# ASSIGNMENT
Every line of the data below should be retyped exactly.

# DATA FOR ANALYSIS
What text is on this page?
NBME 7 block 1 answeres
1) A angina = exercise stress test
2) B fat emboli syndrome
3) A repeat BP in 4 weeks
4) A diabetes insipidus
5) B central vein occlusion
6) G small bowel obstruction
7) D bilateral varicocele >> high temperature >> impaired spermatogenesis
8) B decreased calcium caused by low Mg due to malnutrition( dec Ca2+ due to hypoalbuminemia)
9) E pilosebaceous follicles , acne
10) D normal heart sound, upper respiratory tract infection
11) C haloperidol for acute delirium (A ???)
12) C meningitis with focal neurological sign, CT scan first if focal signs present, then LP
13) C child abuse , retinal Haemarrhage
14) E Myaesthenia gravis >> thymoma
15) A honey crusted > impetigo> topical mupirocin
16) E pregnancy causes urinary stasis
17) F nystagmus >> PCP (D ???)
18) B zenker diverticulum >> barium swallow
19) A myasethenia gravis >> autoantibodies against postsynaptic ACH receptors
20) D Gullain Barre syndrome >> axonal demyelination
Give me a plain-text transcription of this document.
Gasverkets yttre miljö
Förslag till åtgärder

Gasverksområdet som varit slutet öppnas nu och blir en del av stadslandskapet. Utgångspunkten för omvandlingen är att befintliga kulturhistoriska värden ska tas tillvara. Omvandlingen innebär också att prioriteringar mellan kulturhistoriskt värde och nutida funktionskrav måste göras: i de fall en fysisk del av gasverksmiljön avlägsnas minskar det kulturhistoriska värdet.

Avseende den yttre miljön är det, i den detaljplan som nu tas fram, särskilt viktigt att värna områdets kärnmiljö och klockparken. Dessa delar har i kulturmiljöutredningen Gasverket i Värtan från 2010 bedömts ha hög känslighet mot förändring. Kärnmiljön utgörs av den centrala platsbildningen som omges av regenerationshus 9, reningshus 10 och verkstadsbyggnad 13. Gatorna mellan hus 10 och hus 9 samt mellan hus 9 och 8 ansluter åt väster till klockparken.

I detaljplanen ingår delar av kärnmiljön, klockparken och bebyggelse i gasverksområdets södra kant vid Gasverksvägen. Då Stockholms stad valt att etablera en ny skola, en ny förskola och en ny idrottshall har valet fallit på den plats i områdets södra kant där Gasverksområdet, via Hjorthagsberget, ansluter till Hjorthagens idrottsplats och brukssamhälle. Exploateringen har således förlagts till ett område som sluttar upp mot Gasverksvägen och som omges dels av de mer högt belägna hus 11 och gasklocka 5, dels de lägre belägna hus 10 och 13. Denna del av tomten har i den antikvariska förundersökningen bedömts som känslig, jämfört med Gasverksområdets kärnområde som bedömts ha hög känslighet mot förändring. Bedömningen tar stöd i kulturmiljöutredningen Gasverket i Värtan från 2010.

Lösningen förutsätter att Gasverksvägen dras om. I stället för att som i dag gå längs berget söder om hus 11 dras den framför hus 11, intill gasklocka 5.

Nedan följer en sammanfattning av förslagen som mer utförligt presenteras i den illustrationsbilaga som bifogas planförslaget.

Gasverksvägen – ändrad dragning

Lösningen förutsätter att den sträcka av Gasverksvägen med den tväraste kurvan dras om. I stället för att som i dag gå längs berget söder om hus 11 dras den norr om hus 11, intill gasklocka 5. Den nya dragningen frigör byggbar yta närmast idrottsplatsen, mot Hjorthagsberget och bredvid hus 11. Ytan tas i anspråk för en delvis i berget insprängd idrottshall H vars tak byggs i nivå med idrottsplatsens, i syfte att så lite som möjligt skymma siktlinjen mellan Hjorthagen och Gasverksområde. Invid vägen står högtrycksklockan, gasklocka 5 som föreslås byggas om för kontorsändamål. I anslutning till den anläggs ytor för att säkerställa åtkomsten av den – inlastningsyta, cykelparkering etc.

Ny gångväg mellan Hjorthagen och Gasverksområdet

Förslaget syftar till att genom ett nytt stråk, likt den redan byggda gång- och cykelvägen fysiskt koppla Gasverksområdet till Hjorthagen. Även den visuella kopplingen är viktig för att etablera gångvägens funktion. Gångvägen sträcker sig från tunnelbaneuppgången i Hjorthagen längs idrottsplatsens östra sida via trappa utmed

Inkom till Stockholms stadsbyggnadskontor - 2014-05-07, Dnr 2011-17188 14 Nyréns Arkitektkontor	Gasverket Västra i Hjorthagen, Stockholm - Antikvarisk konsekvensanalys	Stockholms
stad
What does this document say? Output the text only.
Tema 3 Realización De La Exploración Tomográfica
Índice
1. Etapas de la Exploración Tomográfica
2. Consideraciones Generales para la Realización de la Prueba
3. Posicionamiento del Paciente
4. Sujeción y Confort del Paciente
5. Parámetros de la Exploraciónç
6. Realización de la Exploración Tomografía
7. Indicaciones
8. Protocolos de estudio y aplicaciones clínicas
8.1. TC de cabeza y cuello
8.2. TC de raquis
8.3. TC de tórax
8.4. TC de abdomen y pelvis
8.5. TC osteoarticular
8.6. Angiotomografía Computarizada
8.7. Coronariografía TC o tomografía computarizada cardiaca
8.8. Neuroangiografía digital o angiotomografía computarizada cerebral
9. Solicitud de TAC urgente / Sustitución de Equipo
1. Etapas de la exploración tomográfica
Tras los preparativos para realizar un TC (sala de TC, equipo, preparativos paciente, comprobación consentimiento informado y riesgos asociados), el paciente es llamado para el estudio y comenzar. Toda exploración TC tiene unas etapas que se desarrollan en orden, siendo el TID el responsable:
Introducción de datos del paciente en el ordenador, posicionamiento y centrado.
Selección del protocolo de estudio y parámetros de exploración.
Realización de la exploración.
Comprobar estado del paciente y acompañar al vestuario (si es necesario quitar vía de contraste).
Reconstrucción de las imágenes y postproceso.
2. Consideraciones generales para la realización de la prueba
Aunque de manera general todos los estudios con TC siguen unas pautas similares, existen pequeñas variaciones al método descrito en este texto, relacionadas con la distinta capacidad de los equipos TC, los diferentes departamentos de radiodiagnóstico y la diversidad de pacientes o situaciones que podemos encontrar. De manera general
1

# TASK RESPONSE
What text is on this page?
NBME 7 block 1 answeres
1) A angina = exercise stress test
2) B fat emboli syndrome
3) A repeat BP in 4 weeks
4) A diabetes insipidus
5) B central vein occlusion
6) G small bowel obstruction
7) D bilateral varicocele >> high temperature >> impaired spermatogenesis
8) B decreased calcium caused by low Mg due to malnutrition( dec Ca2+ due to hypoalbuminemia)
9) E pilosebaceous follicles , acne
10) D normal heart sound, upper respiratory tract infection
11) C haloperidol for acute delirium (A ???)
12) C meningitis with focal neurological sign, CT scan first if focal signs present, then LP
13) C child abuse , retinal Haemarrhage
14) E Myaesthenia gravis >> thymoma
15) A honey crusted > impetigo> topical mupirocin
16) E pregnancy causes urinary stasis
17) F nystagmus >> PCP (D ???)
18) B zenker diverticulum >> barium swallow
19) A myasethenia gravis >> autoantibodies against postsynaptic ACH receptors
20) D Gullain Barre syndrome >> axonal demyelination
Give me a plain-text transcription of this document.
Gasverkets yttre miljö
Förslag till åtgärder

Gasverksområdet som varit slutet öppnas nu och blir en del av stadslandskapet. Utgångspunkten för omvandlingen är att befintliga kulturhistoriska värden ska tas tillvara. Omvandlingen innebär också att prioriteringar mellan kulturhistoriskt värde och nutida funktionskrav måste göras: i de fall en fysisk del av gasverksmiljön avlägsnas minskar det kulturhistoriska värdet.

Avseende den yttre miljön är det, i den detaljplan som nu tas fram, särskilt viktigt att värna områdets kärnmiljö och klockparken. Dessa delar har i kulturmiljöutredningen Gasverket i Värtan från 2010 bedömts ha hög känslighet mot förändring. Kärnmiljön utgörs av den centrala platsbildningen som omges av regenerationshus 9, reningshus 10 och verkstadsbyggnad 13. Gatorna mellan hus 10 och hus 9 samt mellan hus 9 och 8 ansluter åt väster till klockparken.

I detaljplanen ingår delar av kärnmiljön, klockparken och bebyggelse i gasverksområdets södra kant vid Gasverksvägen. Då Stockholms stad valt att etablera en ny skola, en ny förskola och en ny idrottshall har valet fallit på den plats i områdets södra kant där Gasverksområdet, via Hjorthagsberget, ansluter till Hjorthagens idrottsplats och brukssamhälle. Exploateringen har således förlagts till ett område som sluttar upp mot Gasverksvägen och som omges dels av de mer högt belägna hus 11 och gasklocka 5, dels de lägre belägna hus 10 och 13. Denna del av tomten har i den antikvariska förundersökningen bedömts som känslig, jämfört med Gasverksområdets kärnområde som bedömts ha hög känslighet mot förändring. Bedömningen tar stöd i kulturmiljöutredningen Gasverket i Värtan från 2010.

Lösningen förutsätter att Gasverksvägen dras om. I stället för att som i dag gå längs berget söder om hus 11 dras den framför hus 11, intill gasklocka 5.

Nedan följer en sammanfattning av förslagen som mer utförligt presenteras i den illustrationsbilaga som bifogas planförslaget.

Gasverksvägen – ändrad dragning

Lösningen förutsätter att den sträcka av Gasverksvägen med den tväraste kurvan dras om. I stället för att som i dag gå längs berget söder om hus 11 dras den norr om hus 11, intill gasklocka 5. Den nya dragningen frigör byggbar yta närmast idrottsplatsen, mot Hjorthagsberget och bredvid hus 11. Ytan tas i anspråk för en delvis i berget insprängd idrottshall H vars tak byggs i nivå med idrottsplatsens, i syfte att så lite som möjligt skymma siktlinjen mellan Hjorthagen och Gasverksområde. Invid vägen står högtrycksklockan, gasklocka 5 som föreslås byggas om för kontorsändamål. I anslutning till den anläggs ytor för att säkerställa åtkomsten av den – inlastningsyta, cykelparkering etc.

Ny gångväg mellan Hjorthagen och Gasverksområdet

Förslaget syftar till att genom ett nytt stråk, likt den redan byggda gång- och cykelvägen fysiskt koppla Gasverksområdet till Hjorthagen. Även den visuella kopplingen är viktig för att etablera gångvägens funktion. Gångvägen sträcker sig från tunnelbaneuppgången i Hjorthagen längs idrottsplatsens östra sida via trappa utmed

Inkom till Stockholms stadsbyggnadskontor - 2014-05-07, Dnr 2011-17188 14 Nyréns Arkitektkontor	Gasverket Västra i Hjorthagen, Stockholm - Antikvarisk konsekvensanalys	Stockholms
stad
What does this document say? Output the text only.
Tema 3 Realización De La Exploración Tomográfica
Índice
1. Etapas de la Exploración Tomográfica
2. Consideraciones Generales para la Realización de la Prueba
3. Posicionamiento del Paciente
4. Sujeción y Confort del Paciente
5. Parámetros de la Exploraciónç
6. Realización de la Exploración Tomografía
7. Indicaciones
8. Protocolos de estudio y aplicaciones clínicas
8.1. TC de cabeza y cuello
8.2. TC de raquis
8.3. TC de tórax
8.4. TC de abdomen y pelvis
8.5. TC osteoarticular
8.6. Angiotomografía Computarizada
8.7. Coronariografía TC o tomografía computarizada cardiaca
8.8. Neuroangiografía digital o angiotomografía computarizada cerebral
9. Solicitud de TAC urgente / Sustitución de Equipo
1. Etapas de la exploración tomográfica
Tras los preparativos para realizar un TC (sala de TC, equipo, preparativos paciente, comprobación consentimiento informado y riesgos asociados), el paciente es llamado para el estudio y comenzar. Toda exploración TC tiene unas etapas que se desarrollan en orden, siendo el TID el responsable:
Introducción de datos del paciente en el ordenador, posicionamiento y centrado.
Selección del protocolo de estudio y parámetros de exploración.
Realización de la exploración.
Comprobar estado del paciente y acompañar al vestuario (si es necesario quitar vía de contraste).
Reconstrucción de las imágenes y postproceso.
2. Consideraciones generales para la realización de la prueba
Aunque de manera general todos los estudios con TC siguen unas pautas similares, existen pequeñas variaciones al método descrito en este texto, relacionadas con la distinta capacidad de los equipos TC, los diferentes departamentos de radiodiagnóstico y la diversidad de pacientes o situaciones que podemos encontrar. De manera general
1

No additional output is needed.